SUNNYVALE, Calif. - Fortinet (NASDAQ:FTNT), a global leader in broad, integrated, and automated cybersecurity solutions, today announced its definitive agreement to acquire Lacework, a data-driven security company specializing in AI-powered cloud security. The acquisition aims to enhance Fortinet's Security Fabric and propel its Unified SASE (Secure Access Service Edge) expansion.
Lacework is known for its AI-powered cloud security platform that provides comprehensive security from code to cloud, integrating critical CNAPP (Cloud-Native Application Protection Platform) services. Trusted by nearly 1,000 customers, Lacework's technology suite includes patented AI and machine learning, agent and agentless data collection architectures, a proprietary data lake, and robust code security offerings.
Fortinet, with more patents than its three closest competitors combined and over 100 mentions in industry analyst reports, including eight Gartner (NYSE:IT) Magic Quadrant recognitions, plans to integrate Lacework’s CNAPP solution into its Unified SASE offering. This integration is expected to form one of the most comprehensive, full-stack AI-driven cloud security platforms available from a single vendor, addressing the complexities of cloud-native infrastructure security.
Ken Xie, Founder, Chairman of the Board, and CEO at Fortinet, emphasized the shared commitment to innovation and integration between the two companies. He stated that this acquisition underscores Fortinet's dedication to providing consistent security across various environments. Jay Parikh, CEO at Lacework, also highlighted the potential for deeper customer engagement through the integration with Fortinet’s platform.
The financial details of the transaction, expected to close in the second half of 2024, have not been disclosed. The acquisition is subject to regulatory approvals and customary closing conditions. Fortinet has committed to a seamless transition for Lacework customers and partners. Lacework customers are anticipated to benefit from Fortinet's global reach, resources, and threat intelligence while continuing to utilize their existing security infrastructure investments.
Goldman Sachs (NYSE:GS) & Co. LLC served as the exclusive financial advisor to Lacework, with Cooley LLP providing legal counsel. Fenwick & West LLP acted as legal counsel to Fortinet. This strategic move aligns with Fortinet’s growth strategy in the Unified SASE market and reaffirms its commitment to innovation and integration in cybersecurity solutions.
The information is based on a press release statement.

+++

_WORK INSTRUCTIONS_
[A] Switch "seamless" to "smooth" in the Lacework acquisition article, and give the passage again from "The financial details" up to and including "in cybersecurity solutions.".
[B] Which stock ticker symbols appear in the Lacework acquisition article? List all of them.

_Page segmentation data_
+++

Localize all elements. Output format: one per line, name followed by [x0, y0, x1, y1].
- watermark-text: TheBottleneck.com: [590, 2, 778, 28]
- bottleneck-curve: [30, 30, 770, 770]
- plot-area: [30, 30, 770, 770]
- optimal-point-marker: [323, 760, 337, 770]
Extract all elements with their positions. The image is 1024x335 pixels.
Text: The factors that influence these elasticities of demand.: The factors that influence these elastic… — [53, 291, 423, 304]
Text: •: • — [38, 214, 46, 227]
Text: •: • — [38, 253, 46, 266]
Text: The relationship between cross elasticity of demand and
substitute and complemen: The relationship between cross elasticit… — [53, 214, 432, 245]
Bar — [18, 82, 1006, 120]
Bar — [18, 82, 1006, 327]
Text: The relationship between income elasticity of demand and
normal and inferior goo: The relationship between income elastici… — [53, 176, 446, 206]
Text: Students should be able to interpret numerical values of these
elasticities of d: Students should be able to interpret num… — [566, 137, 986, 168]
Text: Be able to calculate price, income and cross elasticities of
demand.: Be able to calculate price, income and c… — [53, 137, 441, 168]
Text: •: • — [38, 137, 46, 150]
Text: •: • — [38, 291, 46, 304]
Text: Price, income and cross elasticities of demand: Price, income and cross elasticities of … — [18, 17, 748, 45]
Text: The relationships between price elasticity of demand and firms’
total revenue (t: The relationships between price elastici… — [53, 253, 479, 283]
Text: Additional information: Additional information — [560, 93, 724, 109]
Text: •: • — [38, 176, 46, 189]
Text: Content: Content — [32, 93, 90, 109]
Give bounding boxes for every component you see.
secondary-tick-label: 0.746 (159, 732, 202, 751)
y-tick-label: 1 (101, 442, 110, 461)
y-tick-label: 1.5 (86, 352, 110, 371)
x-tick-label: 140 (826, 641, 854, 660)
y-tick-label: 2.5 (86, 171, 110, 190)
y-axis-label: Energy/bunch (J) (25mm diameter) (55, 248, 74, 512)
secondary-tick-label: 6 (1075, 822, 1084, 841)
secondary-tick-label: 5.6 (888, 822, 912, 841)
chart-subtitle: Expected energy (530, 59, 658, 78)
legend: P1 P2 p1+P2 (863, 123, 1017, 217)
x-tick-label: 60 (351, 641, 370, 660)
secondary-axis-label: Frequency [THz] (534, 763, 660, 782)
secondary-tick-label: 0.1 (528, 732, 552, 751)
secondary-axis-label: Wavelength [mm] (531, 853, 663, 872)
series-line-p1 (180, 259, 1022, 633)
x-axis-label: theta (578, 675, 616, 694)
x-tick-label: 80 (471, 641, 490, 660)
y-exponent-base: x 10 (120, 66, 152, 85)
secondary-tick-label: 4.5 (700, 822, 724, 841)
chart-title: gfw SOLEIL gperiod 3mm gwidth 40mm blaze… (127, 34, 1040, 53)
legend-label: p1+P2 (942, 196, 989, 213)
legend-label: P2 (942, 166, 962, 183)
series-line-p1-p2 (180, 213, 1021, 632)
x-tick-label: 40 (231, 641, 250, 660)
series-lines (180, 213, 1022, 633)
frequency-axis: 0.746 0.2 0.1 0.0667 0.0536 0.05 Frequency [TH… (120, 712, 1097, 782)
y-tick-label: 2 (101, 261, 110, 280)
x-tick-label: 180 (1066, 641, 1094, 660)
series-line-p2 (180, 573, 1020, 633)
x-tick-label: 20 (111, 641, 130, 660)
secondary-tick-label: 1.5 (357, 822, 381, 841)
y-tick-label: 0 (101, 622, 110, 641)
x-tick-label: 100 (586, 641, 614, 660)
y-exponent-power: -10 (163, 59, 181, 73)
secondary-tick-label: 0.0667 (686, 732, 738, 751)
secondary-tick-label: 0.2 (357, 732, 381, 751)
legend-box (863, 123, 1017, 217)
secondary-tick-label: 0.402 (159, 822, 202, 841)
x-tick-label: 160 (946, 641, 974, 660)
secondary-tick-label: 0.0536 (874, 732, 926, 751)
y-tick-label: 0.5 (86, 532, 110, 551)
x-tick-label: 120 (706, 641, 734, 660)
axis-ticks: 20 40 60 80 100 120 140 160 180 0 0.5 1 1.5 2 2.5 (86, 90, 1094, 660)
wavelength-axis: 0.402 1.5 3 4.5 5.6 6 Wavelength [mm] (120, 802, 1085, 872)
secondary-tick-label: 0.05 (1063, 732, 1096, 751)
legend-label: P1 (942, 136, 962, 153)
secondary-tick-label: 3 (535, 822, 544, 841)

+++

_ANSWERS TO THE TASKS_
[A]
The financial details of the transaction, expected to close in the second half of 2024, have not been disclosed. The acquisition is subject to regulatory approvals and customary closing conditions. Fortinet has committed to a smooth transition for Lacework customers and partners. Lacework customers are anticipated to benefit from Fortinet's global reach, resources, and threat intelligence while continuing to utilize their existing security infrastructure investments.
Goldman Sachs (NYSE:GS) & Co. LLC served as the exclusive financial advisor to Lacework, with Cooley LLP providing legal counsel. Fenwick & West LLP acted as legal counsel to Fortinet. This strategic move aligns with Fortinet’s growth strategy in the Unified SASE market and reaffirms its commitment to innovation and integration in cybersecurity solutions.

[B] FTNT, IT, GS